- **Task requirements**
Write out the data below exactly as given, without any of its pictures.
* * * * * * * * *
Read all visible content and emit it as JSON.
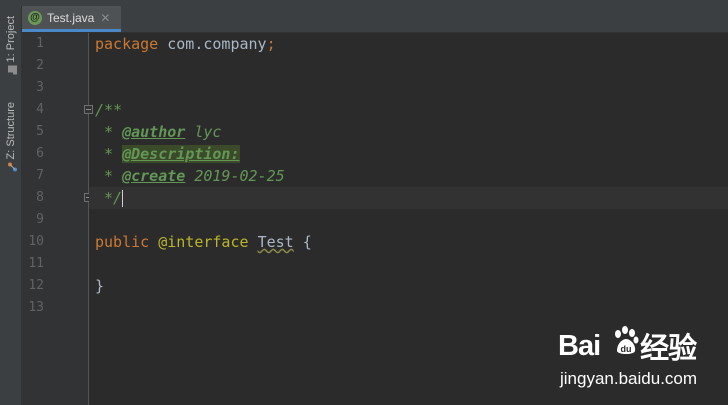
{
  "sidebar": {
    "tabs": [
      {
        "label": "1: Project"
      },
      {
        "label": "Z: Structure"
      }
    ]
  },
  "editor_tabs": [
    {
      "label": "Test.java",
      "icon": "annotation-type-icon",
      "active": true
    }
  ],
  "gutter": {
    "line_numbers": [
      "1",
      "2",
      "3",
      "4",
      "5",
      "6",
      "7",
      "8",
      "9",
      "10",
      "11",
      "12",
      "13"
    ],
    "fold_markers_at": [
      5,
      8
    ]
  },
  "code": {
    "line1": {
      "kw": "package",
      "rest": " com.company",
      "semi": ";"
    },
    "line5": "/**",
    "line6": {
      "prefix": " * ",
      "tag": "@author",
      "text": " lyc"
    },
    "line7": {
      "prefix": " * ",
      "tag": "@Description:"
    },
    "line8": {
      "prefix": " * ",
      "tag": "@create",
      "text": " 2019-02-25"
    },
    "line9": " */",
    "line10": {
      "kw": "public",
      "anno": " @interface",
      "sp": " ",
      "name": "Test",
      "brace": " {"
    },
    "line12": "}"
  },
  "current_line": 8,
  "watermark": {
    "brand_left": "Bai",
    "brand_right": "经验",
    "url": "jingyan.baidu.com"
  },
  "colors": {
    "background": "#2b2b2b",
    "gutter": "#313335",
    "keyword": "#cc7832",
    "doc_comment": "#629755",
    "annotation": "#bbb529",
    "accent": "#4a88c7"
  }
}
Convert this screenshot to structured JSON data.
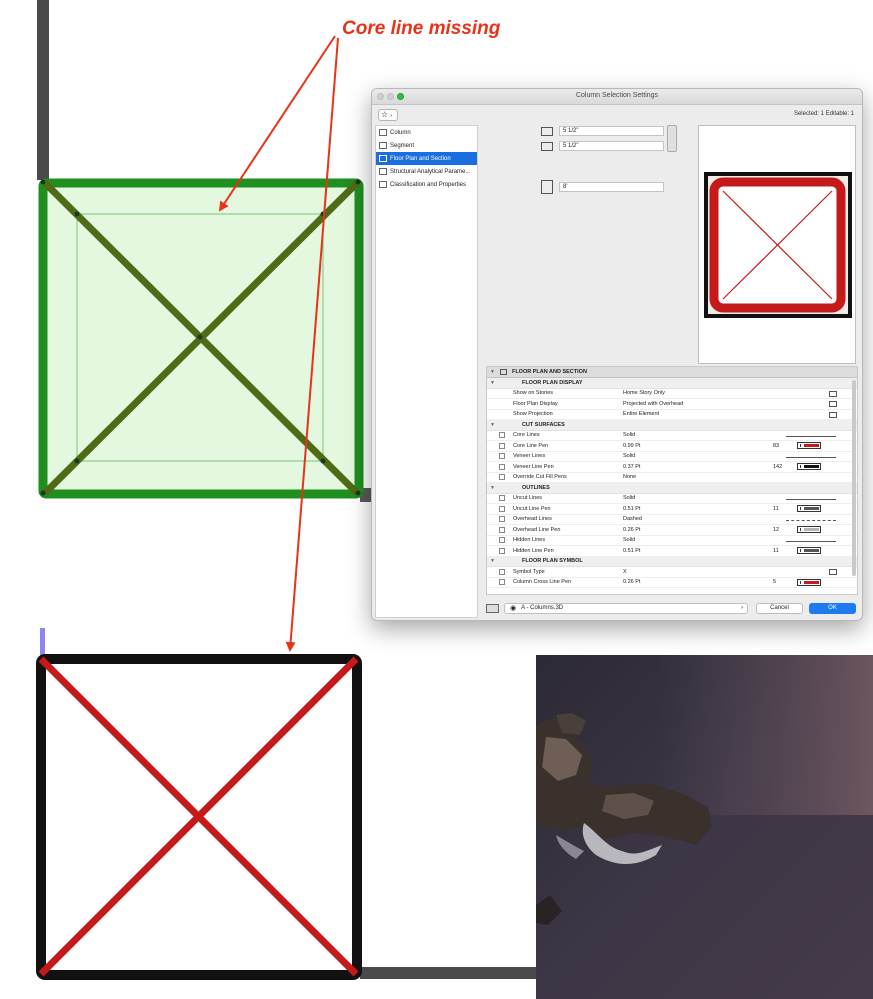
{
  "annotation": {
    "text": "Core line missing"
  },
  "dialog": {
    "title": "Column Selection Settings",
    "selected_info": "Selected: 1 Editable: 1",
    "favorites_label": "☆",
    "side_items": [
      {
        "label": "Column",
        "active": false
      },
      {
        "label": "Segment",
        "active": false
      },
      {
        "label": "Floor Plan and Section",
        "active": true
      },
      {
        "label": "Structural Analytical Parame...",
        "active": false
      },
      {
        "label": "Classification and Properties",
        "active": false
      }
    ],
    "width_value": "5 1/2\"",
    "depth_value": "5 1/2\"",
    "height_value": "8'",
    "panel_title": "FLOOR PLAN AND SECTION",
    "groups": [
      {
        "label": "FLOOR PLAN DISPLAY",
        "rows": [
          {
            "name": "Show on Stories",
            "value": "Home Story Only",
            "num": "",
            "swatch": "",
            "line": "",
            "icon": "stories-icon"
          },
          {
            "name": "Floor Plan Display",
            "value": "Projected with Overhead",
            "num": "",
            "swatch": "",
            "line": "",
            "icon": "display-icon"
          },
          {
            "name": "Show Projection",
            "value": "Entire Element",
            "num": "",
            "swatch": "",
            "line": "",
            "icon": "projection-icon"
          }
        ]
      },
      {
        "label": "CUT SURFACES",
        "rows": [
          {
            "name": "Core Lines",
            "value": "Solid",
            "num": "",
            "swatch": "",
            "line": "solid"
          },
          {
            "name": "Core Line Pen",
            "value": "0.99 Pt",
            "num": "83",
            "swatch": "#c51a1a",
            "line": ""
          },
          {
            "name": "Veneer Lines",
            "value": "Solid",
            "num": "",
            "swatch": "",
            "line": "solid"
          },
          {
            "name": "Veneer Line Pen",
            "value": "0.37 Pt",
            "num": "142",
            "swatch": "#111111",
            "line": ""
          },
          {
            "name": "Override Cut Fill Pens",
            "value": "None",
            "num": "",
            "swatch": "",
            "line": ""
          }
        ]
      },
      {
        "label": "OUTLINES",
        "rows": [
          {
            "name": "Uncut Lines",
            "value": "Solid",
            "num": "",
            "swatch": "",
            "line": "solid"
          },
          {
            "name": "Uncut Line Pen",
            "value": "0.51 Pt",
            "num": "11",
            "swatch": "#555555",
            "line": ""
          },
          {
            "name": "Overhead Lines",
            "value": "Dashed",
            "num": "",
            "swatch": "",
            "line": "dashed"
          },
          {
            "name": "Overhead Line Pen",
            "value": "0.26 Pt",
            "num": "12",
            "swatch": "#9a9a9a",
            "line": ""
          },
          {
            "name": "Hidden Lines",
            "value": "Solid",
            "num": "",
            "swatch": "",
            "line": "solid"
          },
          {
            "name": "Hidden Line Pen",
            "value": "0.51 Pt",
            "num": "11",
            "swatch": "#555555",
            "line": ""
          }
        ]
      },
      {
        "label": "FLOOR PLAN SYMBOL",
        "rows": [
          {
            "name": "Symbol Type",
            "value": "X",
            "num": "",
            "swatch": "",
            "line": "",
            "icon": "symbol-icon"
          },
          {
            "name": "Column Cross Line Pen",
            "value": "0.26 Pt",
            "num": "5",
            "swatch": "#c51a1a",
            "line": ""
          }
        ]
      }
    ],
    "layer_value": "A - Columns.3D",
    "cancel_label": "Cancel",
    "ok_label": "OK"
  },
  "colors": {
    "annotation_red": "#e8321a",
    "column_green": "#1f8f1f",
    "cross_olive": "#4f6b16",
    "fill_green": "#e4f7df",
    "cross_red": "#c51a1a",
    "ok_blue": "#1d7af0",
    "selection_blue": "#1b6ee0"
  }
}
* * * * * * * * *
- **The answer**
Read all visible content and emit it as JSON.
{
  "sidebar": {
    "tabs": [
      {
        "label": "1: Project"
      },
      {
        "label": "Z: Structure"
      }
    ]
  },
  "editor_tabs": [
    {
      "label": "Test.java",
      "icon": "annotation-type-icon",
      "active": true
    }
  ],
  "gutter": {
    "line_numbers": [
      "1",
      "2",
      "3",
      "4",
      "5",
      "6",
      "7",
      "8",
      "9",
      "10",
      "11",
      "12",
      "13"
    ],
    "fold_markers_at": [
      5,
      8
    ]
  },
  "code": {
    "line1": {
      "kw": "package",
      "rest": " com.company",
      "semi": ";"
    },
    "line5": "/**",
    "line6": {
      "prefix": " * ",
      "tag": "@author",
      "text": " lyc"
    },
    "line7": {
      "prefix": " * ",
      "tag": "@Description:"
    },
    "line8": {
      "prefix": " * ",
      "tag": "@create",
      "text": " 2019-02-25"
    },
    "line9": " */",
    "line10": {
      "kw": "public",
      "anno": " @interface",
      "sp": " ",
      "name": "Test",
      "brace": " {"
    },
    "line12": "}"
  },
  "current_line": 8,
  "watermark": {
    "brand_left": "Bai",
    "brand_right": "经验",
    "url": "jingyan.baidu.com"
  },
  "colors": {
    "background": "#2b2b2b",
    "gutter": "#313335",
    "keyword": "#cc7832",
    "doc_comment": "#629755",
    "annotation": "#bbb529",
    "accent": "#4a88c7"
  }
}
Convert this screenshot to structured JSON data.
{
  "annotation": {
    "text": "Core line missing"
  },
  "dialog": {
    "title": "Column Selection Settings",
    "selected_info": "Selected: 1 Editable: 1",
    "favorites_label": "☆",
    "side_items": [
      {
        "label": "Column",
        "active": false
      },
      {
        "label": "Segment",
        "active": false
      },
      {
        "label": "Floor Plan and Section",
        "active": true
      },
      {
        "label": "Structural Analytical Parame...",
        "active": false
      },
      {
        "label": "Classification and Properties",
        "active": false
      }
    ],
    "width_value": "5 1/2\"",
    "depth_value": "5 1/2\"",
    "height_value": "8'",
    "panel_title": "FLOOR PLAN AND SECTION",
    "groups": [
      {
        "label": "FLOOR PLAN DISPLAY",
        "rows": [
          {
            "name": "Show on Stories",
            "value": "Home Story Only",
            "num": "",
            "swatch": "",
            "line": "",
            "icon": "stories-icon"
          },
          {
            "name": "Floor Plan Display",
            "value": "Projected with Overhead",
            "num": "",
            "swatch": "",
            "line": "",
            "icon": "display-icon"
          },
          {
            "name": "Show Projection",
            "value": "Entire Element",
            "num": "",
            "swatch": "",
            "line": "",
            "icon": "projection-icon"
          }
        ]
      },
      {
        "label": "CUT SURFACES",
        "rows": [
          {
            "name": "Core Lines",
            "value": "Solid",
            "num": "",
            "swatch": "",
            "line": "solid"
          },
          {
            "name": "Core Line Pen",
            "value": "0.99 Pt",
            "num": "83",
            "swatch": "#c51a1a",
            "line": ""
          },
          {
            "name": "Veneer Lines",
            "value": "Solid",
            "num": "",
            "swatch": "",
            "line": "solid"
          },
          {
            "name": "Veneer Line Pen",
            "value": "0.37 Pt",
            "num": "142",
            "swatch": "#111111",
            "line": ""
          },
          {
            "name": "Override Cut Fill Pens",
            "value": "None",
            "num": "",
            "swatch": "",
            "line": ""
          }
        ]
      },
      {
        "label": "OUTLINES",
        "rows": [
          {
            "name": "Uncut Lines",
            "value": "Solid",
            "num": "",
            "swatch": "",
            "line": "solid"
          },
          {
            "name": "Uncut Line Pen",
            "value": "0.51 Pt",
            "num": "11",
            "swatch": "#555555",
            "line": ""
          },
          {
            "name": "Overhead Lines",
            "value": "Dashed",
            "num": "",
            "swatch": "",
            "line": "dashed"
          },
          {
            "name": "Overhead Line Pen",
            "value": "0.26 Pt",
            "num": "12",
            "swatch": "#9a9a9a",
            "line": ""
          },
          {
            "name": "Hidden Lines",
            "value": "Solid",
            "num": "",
            "swatch": "",
            "line": "solid"
          },
          {
            "name": "Hidden Line Pen",
            "value": "0.51 Pt",
            "num": "11",
            "swatch": "#555555",
            "line": ""
          }
        ]
      },
      {
        "label": "FLOOR PLAN SYMBOL",
        "rows": [
          {
            "name": "Symbol Type",
            "value": "X",
            "num": "",
            "swatch": "",
            "line": "",
            "icon": "symbol-icon"
          },
          {
            "name": "Column Cross Line Pen",
            "value": "0.26 Pt",
            "num": "5",
            "swatch": "#c51a1a",
            "line": ""
          }
        ]
      }
    ],
    "layer_value": "A - Columns.3D",
    "cancel_label": "Cancel",
    "ok_label": "OK"
  },
  "colors": {
    "annotation_red": "#e8321a",
    "column_green": "#1f8f1f",
    "cross_olive": "#4f6b16",
    "fill_green": "#e4f7df",
    "cross_red": "#c51a1a",
    "ok_blue": "#1d7af0",
    "selection_blue": "#1b6ee0"
  }
}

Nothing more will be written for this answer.